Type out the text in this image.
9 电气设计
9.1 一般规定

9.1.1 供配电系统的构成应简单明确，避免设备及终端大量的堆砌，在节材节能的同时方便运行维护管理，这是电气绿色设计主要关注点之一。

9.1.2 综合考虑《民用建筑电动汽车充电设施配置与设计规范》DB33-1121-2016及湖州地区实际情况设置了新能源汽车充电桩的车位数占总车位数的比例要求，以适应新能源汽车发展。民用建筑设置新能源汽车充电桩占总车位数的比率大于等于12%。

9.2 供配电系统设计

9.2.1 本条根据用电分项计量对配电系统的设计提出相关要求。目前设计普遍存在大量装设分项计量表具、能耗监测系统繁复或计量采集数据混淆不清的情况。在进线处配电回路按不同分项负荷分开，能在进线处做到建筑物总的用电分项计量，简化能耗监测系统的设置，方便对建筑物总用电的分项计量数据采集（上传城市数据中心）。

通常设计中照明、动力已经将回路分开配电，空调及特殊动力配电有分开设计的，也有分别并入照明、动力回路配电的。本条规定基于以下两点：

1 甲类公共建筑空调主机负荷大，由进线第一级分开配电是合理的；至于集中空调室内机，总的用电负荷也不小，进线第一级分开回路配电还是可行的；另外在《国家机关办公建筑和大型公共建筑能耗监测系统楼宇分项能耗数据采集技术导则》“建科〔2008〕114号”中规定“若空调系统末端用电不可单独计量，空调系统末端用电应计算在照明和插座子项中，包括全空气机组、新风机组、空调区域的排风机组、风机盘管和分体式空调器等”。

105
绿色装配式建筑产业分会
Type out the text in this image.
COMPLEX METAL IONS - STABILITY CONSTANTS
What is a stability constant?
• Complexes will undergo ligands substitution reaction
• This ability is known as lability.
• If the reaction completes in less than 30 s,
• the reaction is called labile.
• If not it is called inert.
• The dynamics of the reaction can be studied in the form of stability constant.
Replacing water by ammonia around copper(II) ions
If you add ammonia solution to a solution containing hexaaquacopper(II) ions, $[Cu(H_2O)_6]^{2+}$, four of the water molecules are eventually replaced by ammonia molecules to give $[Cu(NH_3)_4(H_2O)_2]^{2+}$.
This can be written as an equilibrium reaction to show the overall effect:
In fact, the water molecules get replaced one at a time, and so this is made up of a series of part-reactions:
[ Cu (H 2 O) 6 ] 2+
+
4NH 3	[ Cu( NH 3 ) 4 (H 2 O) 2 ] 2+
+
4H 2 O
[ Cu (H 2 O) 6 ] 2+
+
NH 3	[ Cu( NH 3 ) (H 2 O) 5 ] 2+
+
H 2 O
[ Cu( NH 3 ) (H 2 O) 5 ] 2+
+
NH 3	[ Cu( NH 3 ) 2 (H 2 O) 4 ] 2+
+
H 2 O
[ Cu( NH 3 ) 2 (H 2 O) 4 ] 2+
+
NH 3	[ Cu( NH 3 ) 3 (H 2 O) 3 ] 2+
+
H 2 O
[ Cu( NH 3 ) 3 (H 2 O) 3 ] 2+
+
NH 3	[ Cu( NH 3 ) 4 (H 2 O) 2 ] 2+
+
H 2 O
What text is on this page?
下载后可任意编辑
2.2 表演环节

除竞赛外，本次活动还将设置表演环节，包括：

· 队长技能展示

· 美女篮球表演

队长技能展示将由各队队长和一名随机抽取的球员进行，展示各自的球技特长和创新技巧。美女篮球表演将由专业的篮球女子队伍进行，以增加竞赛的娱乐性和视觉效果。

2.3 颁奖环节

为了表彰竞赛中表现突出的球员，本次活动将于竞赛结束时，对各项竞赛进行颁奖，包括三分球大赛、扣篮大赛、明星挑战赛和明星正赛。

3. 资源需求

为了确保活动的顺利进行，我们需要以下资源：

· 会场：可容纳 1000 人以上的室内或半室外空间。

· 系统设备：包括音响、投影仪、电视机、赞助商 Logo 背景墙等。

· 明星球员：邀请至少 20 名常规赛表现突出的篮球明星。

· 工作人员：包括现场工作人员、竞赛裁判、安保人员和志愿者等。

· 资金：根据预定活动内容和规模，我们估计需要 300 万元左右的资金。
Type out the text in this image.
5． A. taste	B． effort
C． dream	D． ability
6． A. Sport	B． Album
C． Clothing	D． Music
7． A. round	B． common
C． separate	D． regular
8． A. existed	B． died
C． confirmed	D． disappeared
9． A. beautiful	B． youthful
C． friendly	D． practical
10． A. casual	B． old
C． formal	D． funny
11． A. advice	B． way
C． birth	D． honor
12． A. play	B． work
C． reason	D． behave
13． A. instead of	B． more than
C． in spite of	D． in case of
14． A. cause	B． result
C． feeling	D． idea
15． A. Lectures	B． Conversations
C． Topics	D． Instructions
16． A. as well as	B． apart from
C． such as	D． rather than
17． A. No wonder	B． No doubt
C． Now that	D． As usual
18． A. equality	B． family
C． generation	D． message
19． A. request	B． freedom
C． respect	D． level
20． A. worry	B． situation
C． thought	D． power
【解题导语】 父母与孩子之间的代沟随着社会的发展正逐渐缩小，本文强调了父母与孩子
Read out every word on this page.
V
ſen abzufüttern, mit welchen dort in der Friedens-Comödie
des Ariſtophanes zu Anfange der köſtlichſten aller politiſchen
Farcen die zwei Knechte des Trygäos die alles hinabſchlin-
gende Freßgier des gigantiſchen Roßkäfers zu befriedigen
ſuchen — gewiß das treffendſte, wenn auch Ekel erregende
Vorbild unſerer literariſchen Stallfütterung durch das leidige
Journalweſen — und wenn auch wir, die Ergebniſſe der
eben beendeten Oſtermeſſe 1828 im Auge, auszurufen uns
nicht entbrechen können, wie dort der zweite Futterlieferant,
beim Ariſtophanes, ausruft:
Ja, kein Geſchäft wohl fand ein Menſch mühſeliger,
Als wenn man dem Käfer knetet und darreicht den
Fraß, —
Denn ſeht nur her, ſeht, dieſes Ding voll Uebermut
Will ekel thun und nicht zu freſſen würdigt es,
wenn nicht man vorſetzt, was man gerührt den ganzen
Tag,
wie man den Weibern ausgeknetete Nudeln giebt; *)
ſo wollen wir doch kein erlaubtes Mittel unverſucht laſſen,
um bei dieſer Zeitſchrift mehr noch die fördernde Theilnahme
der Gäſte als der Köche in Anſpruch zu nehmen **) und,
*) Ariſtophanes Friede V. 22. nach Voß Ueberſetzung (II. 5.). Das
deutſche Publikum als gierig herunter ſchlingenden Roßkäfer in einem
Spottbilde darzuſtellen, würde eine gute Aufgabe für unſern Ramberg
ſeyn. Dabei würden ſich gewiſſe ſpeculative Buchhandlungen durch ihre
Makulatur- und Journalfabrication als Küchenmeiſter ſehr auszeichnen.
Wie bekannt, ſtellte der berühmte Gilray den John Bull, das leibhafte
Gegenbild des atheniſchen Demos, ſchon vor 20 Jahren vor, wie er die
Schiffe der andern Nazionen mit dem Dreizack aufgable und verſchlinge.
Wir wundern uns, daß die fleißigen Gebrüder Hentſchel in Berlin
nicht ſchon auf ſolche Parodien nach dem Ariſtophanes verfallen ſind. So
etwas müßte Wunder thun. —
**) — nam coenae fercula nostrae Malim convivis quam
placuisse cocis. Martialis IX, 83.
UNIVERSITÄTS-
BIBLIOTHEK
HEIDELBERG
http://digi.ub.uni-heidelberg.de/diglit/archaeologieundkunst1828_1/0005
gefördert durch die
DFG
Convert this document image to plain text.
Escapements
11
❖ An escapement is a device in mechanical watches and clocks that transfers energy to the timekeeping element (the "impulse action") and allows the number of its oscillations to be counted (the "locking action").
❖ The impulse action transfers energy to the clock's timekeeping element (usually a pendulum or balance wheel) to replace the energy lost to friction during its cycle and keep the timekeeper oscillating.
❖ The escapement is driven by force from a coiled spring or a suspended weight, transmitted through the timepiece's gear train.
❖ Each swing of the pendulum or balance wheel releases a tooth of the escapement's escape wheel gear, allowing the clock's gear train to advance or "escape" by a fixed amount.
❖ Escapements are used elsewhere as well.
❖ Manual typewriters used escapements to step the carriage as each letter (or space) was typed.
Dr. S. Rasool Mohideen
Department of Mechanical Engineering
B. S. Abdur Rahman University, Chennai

════════

**GOAL OF THE EXERCISE:** In the entries above, take the line containing "Convert this document image to plain text." and each later line through the last, and repeat them exactly. Output nothing else.

**EXERCISE OUTPUT:**
Convert this document image to plain text.
Escapements
11
❖ An escapement is a device in mechanical watches and clocks that transfers energy to the timekeeping element (the "impulse action") and allows the number of its oscillations to be counted (the "locking action").
❖ The impulse action transfers energy to the clock's timekeeping element (usually a pendulum or balance wheel) to replace the energy lost to friction during its cycle and keep the timekeeper oscillating.
❖ The escapement is driven by force from a coiled spring or a suspended weight, transmitted through the timepiece's gear train.
❖ Each swing of the pendulum or balance wheel releases a tooth of the escapement's escape wheel gear, allowing the clock's gear train to advance or "escape" by a fixed amount.
❖ Escapements are used elsewhere as well.
❖ Manual typewriters used escapements to step the carriage as each letter (or space) was typed.
Dr. S. Rasool Mohideen
Department of Mechanical Engineering
B. S. Abdur Rahman University, Chennai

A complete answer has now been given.